# Set exercise
Read the records below and copy each line that contains "this".

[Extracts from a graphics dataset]
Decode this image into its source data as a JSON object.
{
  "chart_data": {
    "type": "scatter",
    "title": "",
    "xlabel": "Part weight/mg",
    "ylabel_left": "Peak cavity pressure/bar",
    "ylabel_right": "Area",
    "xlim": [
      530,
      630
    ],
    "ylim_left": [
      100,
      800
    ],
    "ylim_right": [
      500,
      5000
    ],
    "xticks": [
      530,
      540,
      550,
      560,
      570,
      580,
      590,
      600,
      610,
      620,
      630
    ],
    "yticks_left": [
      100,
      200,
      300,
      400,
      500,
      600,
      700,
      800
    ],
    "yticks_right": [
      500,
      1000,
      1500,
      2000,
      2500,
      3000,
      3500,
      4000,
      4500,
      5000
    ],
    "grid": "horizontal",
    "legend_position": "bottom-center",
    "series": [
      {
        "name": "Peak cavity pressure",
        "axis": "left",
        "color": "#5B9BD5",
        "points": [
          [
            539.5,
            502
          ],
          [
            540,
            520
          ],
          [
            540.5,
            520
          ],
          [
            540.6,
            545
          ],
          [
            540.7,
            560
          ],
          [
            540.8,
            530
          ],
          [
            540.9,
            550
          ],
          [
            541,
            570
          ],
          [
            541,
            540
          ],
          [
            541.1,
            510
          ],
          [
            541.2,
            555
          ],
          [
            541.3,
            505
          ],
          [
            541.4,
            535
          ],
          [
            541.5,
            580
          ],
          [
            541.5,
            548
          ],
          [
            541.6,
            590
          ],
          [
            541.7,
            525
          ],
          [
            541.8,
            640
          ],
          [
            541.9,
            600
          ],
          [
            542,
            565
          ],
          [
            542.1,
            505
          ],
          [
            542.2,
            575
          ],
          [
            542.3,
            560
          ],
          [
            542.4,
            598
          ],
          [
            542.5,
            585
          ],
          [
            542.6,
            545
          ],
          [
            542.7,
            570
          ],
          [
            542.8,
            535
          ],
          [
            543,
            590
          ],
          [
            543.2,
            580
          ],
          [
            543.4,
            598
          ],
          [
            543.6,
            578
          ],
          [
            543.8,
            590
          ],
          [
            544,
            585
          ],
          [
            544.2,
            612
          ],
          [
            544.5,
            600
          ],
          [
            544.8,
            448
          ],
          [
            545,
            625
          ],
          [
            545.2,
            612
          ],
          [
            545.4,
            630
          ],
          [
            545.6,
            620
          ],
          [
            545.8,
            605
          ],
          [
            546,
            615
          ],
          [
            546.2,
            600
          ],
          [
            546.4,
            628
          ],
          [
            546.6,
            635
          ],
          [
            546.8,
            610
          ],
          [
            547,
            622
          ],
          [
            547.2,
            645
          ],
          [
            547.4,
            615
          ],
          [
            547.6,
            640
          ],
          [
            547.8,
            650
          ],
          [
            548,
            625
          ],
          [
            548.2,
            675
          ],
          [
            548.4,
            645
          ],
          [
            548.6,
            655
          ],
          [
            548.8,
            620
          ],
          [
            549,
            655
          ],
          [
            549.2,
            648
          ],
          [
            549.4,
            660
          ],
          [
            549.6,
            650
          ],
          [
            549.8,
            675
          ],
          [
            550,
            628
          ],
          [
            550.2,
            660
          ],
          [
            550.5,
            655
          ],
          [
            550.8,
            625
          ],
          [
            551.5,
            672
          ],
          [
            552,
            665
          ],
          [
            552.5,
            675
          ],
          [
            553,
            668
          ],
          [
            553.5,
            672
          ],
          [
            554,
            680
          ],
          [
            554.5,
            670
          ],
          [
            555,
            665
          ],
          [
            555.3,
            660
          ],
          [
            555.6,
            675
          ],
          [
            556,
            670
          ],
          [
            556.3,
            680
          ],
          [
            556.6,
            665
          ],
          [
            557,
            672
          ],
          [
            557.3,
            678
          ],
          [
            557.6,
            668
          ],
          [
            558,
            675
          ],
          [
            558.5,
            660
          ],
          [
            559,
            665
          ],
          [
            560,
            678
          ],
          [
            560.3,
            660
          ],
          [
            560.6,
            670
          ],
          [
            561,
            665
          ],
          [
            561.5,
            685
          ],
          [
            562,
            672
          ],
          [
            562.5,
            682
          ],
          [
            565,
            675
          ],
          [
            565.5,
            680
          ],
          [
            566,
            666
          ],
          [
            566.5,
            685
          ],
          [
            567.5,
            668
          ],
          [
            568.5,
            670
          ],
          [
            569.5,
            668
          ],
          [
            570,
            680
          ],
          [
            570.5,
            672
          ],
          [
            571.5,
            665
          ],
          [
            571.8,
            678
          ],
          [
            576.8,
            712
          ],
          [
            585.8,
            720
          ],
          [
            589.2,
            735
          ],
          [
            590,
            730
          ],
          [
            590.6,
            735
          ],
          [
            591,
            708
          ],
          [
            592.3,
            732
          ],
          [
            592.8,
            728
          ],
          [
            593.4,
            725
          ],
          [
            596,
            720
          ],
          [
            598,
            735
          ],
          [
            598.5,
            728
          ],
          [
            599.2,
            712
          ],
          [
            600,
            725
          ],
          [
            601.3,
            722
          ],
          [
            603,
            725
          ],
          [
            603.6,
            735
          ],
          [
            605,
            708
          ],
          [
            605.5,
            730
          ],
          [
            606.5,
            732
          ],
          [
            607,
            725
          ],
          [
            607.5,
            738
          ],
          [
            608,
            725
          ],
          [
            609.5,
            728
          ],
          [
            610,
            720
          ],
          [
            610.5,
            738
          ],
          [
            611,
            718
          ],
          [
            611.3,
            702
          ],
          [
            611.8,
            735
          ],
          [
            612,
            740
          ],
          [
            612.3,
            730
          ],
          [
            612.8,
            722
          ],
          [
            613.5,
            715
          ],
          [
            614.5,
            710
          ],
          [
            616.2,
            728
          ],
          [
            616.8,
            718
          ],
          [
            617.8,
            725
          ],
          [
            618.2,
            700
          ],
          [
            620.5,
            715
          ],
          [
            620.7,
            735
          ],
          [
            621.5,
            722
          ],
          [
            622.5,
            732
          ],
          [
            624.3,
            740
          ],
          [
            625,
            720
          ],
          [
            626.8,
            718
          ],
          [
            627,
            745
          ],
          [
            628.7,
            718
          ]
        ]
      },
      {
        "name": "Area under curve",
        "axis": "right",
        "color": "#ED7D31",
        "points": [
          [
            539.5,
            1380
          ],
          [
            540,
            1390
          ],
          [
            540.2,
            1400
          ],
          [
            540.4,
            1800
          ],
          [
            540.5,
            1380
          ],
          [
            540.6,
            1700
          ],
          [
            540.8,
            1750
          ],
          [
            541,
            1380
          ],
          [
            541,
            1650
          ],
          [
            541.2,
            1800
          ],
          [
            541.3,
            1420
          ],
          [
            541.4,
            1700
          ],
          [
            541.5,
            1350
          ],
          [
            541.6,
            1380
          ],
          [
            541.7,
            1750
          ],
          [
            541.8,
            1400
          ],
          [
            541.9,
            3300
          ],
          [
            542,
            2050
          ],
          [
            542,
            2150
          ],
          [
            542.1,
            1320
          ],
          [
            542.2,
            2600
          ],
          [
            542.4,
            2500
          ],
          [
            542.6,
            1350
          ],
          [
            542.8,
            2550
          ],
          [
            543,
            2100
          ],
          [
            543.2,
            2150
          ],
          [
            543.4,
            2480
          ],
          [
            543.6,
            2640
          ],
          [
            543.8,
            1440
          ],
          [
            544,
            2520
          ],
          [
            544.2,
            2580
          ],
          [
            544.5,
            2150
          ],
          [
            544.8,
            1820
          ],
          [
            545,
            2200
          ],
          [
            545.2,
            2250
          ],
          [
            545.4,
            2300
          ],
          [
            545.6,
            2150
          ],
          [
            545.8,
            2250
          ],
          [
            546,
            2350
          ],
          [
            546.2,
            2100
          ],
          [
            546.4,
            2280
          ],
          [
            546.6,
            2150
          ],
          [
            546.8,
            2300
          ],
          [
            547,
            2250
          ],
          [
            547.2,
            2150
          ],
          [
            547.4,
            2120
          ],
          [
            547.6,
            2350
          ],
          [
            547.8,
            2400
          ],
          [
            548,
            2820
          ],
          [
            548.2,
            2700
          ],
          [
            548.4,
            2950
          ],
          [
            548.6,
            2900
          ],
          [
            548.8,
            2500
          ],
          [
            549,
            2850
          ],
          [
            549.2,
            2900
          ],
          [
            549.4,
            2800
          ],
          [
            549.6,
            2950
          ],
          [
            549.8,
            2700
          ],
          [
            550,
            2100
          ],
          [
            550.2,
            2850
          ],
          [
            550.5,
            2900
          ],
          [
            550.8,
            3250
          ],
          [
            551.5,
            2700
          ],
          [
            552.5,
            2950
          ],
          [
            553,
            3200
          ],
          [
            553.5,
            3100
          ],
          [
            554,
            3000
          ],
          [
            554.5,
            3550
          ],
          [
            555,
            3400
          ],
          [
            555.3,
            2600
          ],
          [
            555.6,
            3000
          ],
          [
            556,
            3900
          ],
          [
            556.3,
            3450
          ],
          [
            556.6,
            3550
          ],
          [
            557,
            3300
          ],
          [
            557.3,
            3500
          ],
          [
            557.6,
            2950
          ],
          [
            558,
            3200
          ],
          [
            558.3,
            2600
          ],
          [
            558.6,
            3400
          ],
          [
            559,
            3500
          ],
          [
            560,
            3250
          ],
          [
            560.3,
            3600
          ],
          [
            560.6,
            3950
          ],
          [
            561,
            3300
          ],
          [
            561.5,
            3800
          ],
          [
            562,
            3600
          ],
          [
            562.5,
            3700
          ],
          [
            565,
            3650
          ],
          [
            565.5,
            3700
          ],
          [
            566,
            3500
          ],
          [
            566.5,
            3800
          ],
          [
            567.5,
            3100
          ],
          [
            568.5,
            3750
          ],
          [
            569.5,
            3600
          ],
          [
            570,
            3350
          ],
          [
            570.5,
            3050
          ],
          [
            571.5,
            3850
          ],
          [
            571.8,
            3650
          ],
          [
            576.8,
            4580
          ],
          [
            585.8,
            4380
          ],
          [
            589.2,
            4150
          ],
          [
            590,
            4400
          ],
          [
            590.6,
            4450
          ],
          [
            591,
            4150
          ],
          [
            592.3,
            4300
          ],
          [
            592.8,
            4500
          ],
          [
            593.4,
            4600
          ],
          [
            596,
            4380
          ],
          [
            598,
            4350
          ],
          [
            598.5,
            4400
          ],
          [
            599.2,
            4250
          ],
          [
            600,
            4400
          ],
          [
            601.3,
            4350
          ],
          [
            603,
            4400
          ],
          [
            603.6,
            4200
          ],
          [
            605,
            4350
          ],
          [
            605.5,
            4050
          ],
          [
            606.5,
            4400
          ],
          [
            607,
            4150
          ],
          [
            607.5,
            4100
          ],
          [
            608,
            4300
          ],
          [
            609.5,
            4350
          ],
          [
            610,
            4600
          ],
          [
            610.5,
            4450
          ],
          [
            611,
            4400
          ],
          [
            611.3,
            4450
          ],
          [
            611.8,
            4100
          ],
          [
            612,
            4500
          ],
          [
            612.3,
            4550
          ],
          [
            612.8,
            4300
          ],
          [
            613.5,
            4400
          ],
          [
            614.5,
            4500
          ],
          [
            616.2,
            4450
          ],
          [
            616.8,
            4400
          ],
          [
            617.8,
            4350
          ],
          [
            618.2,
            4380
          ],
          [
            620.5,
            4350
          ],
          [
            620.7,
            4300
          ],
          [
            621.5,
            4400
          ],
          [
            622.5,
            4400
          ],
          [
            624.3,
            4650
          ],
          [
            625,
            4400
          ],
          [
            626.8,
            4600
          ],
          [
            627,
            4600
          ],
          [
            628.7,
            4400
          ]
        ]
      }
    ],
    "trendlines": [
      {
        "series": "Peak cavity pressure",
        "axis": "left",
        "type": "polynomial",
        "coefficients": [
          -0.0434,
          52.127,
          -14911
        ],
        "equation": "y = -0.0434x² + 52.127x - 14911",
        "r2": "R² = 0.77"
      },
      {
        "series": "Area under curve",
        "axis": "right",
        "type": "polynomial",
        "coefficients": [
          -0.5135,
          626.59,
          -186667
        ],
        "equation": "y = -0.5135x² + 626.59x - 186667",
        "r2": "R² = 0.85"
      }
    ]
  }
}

...

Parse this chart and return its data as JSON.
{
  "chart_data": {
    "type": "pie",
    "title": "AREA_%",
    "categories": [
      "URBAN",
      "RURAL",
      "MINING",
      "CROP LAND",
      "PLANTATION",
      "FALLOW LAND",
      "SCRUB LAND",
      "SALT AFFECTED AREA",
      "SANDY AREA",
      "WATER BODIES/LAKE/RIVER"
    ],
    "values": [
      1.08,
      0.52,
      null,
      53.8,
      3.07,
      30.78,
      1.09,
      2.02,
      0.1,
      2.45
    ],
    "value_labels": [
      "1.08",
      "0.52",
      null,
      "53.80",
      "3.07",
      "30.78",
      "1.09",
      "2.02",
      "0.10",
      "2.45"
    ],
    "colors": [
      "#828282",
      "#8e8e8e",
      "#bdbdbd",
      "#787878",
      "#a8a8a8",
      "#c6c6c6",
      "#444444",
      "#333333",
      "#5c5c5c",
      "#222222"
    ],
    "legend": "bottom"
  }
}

---

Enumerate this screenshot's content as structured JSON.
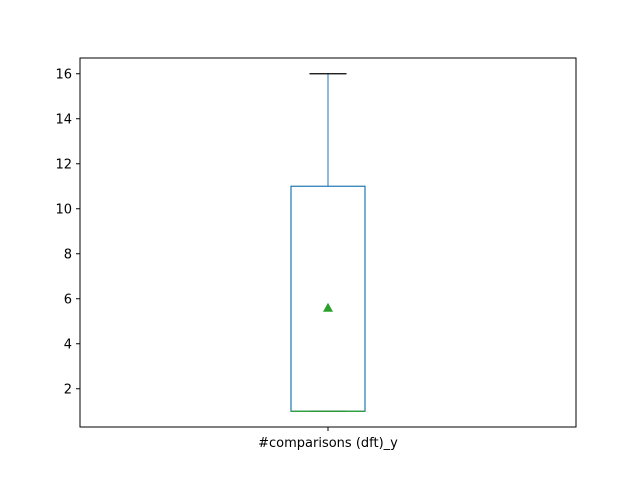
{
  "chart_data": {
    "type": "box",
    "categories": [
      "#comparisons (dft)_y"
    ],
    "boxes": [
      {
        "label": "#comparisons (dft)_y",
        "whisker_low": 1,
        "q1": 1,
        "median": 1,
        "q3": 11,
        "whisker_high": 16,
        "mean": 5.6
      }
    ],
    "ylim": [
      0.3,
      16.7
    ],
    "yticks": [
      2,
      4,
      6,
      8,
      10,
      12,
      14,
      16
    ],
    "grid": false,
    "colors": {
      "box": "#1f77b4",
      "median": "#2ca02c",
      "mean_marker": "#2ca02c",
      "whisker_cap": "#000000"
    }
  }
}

# Solution
Decode this image into its source data as a JSON object.
Parse this chart and return its data as JSON.
Enumerate this screenshot's content as structured JSON.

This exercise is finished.